● **PROBLEM REQUIREMENTS**: Read the records below. Copy each line where the string "Coordinate" occurs.

(Records from a collection of figures)
============================================================
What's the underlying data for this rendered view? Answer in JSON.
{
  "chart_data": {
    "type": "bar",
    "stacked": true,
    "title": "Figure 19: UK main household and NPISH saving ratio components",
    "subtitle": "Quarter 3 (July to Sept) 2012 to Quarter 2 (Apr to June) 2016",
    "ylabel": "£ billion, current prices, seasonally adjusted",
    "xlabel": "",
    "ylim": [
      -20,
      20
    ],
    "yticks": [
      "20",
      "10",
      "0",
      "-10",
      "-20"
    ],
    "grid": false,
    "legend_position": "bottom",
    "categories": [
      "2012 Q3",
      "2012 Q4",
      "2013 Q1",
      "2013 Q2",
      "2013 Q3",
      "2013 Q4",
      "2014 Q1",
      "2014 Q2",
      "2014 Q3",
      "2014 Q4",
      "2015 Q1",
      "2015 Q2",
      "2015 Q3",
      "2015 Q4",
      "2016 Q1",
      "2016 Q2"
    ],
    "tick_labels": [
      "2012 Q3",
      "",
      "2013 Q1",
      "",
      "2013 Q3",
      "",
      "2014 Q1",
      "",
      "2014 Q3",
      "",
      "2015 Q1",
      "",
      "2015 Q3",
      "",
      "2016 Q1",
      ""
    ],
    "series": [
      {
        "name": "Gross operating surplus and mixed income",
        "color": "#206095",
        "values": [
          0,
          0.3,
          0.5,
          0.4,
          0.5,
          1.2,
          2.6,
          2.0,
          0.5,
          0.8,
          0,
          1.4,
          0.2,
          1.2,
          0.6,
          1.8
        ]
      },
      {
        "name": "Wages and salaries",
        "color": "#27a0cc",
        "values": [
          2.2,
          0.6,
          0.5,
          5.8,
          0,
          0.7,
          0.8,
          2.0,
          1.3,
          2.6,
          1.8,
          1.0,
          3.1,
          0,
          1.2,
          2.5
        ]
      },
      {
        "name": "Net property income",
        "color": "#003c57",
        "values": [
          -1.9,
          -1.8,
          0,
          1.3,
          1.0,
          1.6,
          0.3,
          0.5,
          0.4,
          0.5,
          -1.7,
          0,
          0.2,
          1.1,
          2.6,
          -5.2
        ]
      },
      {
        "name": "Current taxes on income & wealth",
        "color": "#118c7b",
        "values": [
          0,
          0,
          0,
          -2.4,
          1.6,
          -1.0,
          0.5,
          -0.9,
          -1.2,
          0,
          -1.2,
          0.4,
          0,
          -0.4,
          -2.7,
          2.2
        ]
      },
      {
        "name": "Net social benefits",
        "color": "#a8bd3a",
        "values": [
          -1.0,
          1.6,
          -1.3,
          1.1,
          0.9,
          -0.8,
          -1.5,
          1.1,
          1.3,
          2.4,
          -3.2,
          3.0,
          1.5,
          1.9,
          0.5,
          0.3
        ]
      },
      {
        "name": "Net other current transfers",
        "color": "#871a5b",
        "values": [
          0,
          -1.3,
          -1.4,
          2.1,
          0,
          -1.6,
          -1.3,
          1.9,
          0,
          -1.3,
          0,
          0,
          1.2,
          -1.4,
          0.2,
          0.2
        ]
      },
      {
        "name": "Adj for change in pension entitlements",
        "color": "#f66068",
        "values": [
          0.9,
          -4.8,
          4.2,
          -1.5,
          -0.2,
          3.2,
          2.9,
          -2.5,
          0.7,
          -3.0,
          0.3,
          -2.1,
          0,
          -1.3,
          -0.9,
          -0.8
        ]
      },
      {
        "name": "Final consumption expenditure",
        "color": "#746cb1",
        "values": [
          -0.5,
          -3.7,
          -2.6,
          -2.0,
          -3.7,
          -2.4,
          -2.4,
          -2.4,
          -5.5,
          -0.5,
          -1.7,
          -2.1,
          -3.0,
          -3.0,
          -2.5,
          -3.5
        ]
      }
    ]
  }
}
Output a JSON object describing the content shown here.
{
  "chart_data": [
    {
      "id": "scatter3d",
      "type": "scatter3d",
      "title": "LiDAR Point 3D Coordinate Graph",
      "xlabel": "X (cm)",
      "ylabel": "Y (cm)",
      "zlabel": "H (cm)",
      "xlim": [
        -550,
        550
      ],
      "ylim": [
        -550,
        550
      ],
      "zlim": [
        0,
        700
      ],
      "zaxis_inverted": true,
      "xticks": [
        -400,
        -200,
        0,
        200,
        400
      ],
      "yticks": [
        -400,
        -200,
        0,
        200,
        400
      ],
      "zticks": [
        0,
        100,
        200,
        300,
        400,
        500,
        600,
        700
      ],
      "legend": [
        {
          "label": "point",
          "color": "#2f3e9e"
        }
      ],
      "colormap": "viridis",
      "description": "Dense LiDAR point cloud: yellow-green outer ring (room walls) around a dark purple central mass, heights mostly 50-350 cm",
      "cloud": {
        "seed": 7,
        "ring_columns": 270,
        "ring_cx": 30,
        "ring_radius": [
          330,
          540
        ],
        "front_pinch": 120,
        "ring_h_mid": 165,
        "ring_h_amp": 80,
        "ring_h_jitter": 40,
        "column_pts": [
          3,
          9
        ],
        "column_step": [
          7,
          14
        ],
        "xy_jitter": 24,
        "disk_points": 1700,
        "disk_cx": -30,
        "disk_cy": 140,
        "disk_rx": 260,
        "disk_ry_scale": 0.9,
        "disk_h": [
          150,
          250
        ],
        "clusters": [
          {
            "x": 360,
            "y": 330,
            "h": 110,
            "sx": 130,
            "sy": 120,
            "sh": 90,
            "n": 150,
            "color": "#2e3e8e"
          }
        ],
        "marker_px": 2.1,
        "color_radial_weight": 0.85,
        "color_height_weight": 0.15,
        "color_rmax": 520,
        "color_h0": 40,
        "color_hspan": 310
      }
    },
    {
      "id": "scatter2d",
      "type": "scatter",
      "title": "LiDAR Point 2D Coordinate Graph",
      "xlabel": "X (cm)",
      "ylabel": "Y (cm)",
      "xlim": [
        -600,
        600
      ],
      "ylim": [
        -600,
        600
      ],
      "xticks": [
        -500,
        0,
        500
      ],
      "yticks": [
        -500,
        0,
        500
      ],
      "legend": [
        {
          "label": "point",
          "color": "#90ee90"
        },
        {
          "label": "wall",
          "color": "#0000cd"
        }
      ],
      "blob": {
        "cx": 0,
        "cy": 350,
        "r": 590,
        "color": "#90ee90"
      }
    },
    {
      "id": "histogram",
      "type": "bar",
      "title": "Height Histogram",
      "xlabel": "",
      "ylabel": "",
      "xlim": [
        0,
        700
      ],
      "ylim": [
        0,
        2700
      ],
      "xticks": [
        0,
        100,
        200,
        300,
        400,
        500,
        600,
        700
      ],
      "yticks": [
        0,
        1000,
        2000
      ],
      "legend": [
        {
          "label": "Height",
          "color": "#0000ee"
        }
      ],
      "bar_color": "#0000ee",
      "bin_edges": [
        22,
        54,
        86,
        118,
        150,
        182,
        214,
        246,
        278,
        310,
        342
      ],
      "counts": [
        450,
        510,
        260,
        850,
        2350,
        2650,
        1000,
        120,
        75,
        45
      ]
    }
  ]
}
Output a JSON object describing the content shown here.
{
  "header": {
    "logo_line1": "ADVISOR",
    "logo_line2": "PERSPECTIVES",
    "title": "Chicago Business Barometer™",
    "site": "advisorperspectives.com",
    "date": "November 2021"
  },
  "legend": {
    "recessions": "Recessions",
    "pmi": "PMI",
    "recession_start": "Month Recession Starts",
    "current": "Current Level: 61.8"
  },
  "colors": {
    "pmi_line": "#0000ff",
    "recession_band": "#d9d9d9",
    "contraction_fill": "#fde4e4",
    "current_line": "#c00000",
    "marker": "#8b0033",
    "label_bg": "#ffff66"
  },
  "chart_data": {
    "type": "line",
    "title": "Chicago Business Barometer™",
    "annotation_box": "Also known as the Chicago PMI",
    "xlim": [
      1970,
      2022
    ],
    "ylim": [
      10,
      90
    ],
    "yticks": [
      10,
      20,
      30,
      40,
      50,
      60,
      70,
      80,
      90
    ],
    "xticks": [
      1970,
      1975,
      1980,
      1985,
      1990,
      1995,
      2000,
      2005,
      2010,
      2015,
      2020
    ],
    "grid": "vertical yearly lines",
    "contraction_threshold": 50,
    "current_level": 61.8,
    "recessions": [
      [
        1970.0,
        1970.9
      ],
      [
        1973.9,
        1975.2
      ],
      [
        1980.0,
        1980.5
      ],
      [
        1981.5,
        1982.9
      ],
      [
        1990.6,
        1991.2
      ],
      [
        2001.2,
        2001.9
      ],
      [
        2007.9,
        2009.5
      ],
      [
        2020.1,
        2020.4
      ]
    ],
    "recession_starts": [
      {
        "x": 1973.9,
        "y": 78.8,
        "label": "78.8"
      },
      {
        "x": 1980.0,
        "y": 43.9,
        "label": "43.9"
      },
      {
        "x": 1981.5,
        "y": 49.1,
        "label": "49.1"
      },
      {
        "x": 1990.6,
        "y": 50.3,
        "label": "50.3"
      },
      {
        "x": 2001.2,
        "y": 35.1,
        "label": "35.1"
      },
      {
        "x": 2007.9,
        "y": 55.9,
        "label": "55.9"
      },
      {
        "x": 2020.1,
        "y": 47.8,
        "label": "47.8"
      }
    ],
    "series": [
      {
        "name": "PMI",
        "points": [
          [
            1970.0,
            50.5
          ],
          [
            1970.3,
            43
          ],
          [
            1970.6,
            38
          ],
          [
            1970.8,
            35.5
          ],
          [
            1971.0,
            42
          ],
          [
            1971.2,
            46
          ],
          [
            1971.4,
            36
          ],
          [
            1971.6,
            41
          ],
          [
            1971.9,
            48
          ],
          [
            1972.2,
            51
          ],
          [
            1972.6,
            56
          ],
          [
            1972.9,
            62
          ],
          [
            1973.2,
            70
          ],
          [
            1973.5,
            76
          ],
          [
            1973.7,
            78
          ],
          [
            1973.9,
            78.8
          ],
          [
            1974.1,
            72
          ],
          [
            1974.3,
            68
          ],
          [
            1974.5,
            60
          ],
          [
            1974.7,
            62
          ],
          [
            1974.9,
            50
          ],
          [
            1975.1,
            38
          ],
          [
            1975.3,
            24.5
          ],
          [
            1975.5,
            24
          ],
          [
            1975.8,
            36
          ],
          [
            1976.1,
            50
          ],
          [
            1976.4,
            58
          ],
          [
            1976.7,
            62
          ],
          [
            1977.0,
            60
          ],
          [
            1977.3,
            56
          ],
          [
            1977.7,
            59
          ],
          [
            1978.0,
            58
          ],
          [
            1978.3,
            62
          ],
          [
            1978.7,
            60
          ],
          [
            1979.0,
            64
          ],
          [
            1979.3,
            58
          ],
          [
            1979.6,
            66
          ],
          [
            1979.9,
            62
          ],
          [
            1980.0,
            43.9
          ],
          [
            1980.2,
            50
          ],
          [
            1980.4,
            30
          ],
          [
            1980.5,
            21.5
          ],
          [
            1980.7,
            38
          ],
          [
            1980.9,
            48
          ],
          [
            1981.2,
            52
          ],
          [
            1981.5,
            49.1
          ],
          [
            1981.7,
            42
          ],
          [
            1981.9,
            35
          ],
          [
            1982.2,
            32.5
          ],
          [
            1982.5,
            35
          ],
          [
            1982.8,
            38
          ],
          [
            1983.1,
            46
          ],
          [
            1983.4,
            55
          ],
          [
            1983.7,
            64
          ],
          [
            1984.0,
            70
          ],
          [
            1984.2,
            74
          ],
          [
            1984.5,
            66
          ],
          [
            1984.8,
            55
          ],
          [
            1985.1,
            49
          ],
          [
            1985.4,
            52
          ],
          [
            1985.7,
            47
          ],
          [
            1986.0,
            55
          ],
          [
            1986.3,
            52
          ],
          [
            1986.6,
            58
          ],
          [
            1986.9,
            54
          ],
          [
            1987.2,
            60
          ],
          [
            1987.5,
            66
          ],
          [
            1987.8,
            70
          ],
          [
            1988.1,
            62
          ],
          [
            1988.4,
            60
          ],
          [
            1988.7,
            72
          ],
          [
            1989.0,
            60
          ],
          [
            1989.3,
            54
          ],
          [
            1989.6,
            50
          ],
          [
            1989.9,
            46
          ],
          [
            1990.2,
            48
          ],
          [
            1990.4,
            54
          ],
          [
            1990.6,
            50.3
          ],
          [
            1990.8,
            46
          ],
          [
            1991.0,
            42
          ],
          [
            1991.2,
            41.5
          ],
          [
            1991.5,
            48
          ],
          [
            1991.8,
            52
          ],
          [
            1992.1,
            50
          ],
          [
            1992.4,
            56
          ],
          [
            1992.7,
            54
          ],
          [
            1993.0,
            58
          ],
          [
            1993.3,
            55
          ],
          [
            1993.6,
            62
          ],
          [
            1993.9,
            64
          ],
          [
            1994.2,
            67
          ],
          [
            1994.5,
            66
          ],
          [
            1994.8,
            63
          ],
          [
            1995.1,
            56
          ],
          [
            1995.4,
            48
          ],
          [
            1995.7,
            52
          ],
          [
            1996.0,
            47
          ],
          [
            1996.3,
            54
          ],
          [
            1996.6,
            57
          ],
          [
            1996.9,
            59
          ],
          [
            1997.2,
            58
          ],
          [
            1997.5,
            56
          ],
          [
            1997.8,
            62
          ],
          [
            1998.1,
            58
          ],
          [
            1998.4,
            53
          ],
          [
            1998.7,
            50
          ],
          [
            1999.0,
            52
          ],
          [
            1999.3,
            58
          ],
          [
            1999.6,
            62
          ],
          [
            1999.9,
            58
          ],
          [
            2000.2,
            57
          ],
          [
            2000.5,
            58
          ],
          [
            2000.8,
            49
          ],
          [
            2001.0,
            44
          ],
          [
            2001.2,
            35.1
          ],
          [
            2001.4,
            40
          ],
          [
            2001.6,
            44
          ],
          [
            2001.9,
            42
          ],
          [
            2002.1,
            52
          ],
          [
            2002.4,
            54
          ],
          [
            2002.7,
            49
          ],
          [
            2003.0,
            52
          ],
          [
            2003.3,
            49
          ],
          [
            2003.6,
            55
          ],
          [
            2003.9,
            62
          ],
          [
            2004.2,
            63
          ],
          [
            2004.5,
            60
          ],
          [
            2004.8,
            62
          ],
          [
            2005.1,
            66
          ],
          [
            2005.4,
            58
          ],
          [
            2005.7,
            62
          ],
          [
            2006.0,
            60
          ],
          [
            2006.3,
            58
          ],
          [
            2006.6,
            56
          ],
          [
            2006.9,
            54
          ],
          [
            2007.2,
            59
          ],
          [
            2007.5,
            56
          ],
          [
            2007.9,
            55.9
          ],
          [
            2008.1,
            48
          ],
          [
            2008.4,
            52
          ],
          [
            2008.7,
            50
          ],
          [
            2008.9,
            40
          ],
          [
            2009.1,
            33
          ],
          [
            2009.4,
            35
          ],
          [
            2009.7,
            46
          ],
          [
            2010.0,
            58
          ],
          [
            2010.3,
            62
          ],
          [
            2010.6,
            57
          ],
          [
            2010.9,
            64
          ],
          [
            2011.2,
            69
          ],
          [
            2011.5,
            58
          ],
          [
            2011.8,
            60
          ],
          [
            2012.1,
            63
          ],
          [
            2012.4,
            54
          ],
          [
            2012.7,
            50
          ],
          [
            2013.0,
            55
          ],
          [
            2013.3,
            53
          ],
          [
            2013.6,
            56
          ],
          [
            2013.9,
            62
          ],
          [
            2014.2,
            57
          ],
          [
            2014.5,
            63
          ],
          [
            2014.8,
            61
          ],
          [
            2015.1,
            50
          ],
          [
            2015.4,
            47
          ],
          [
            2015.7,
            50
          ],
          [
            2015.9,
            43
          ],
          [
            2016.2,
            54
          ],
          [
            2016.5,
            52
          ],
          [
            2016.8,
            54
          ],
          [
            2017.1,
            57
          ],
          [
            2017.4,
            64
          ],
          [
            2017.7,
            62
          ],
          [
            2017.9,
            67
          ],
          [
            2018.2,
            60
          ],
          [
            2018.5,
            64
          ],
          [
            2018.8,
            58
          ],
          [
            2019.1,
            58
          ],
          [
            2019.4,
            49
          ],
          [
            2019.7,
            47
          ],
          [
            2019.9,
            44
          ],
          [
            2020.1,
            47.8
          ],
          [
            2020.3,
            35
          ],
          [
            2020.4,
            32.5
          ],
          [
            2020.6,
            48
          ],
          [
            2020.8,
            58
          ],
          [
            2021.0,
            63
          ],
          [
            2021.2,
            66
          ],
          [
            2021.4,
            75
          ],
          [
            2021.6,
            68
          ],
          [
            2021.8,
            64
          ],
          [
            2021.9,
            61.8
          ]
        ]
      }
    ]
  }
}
============================================================
● **FINISHED TASK**:
      "title": "LiDAR Point 3D Coordinate Graph",
      "title": "LiDAR Point 2D Coordinate Graph",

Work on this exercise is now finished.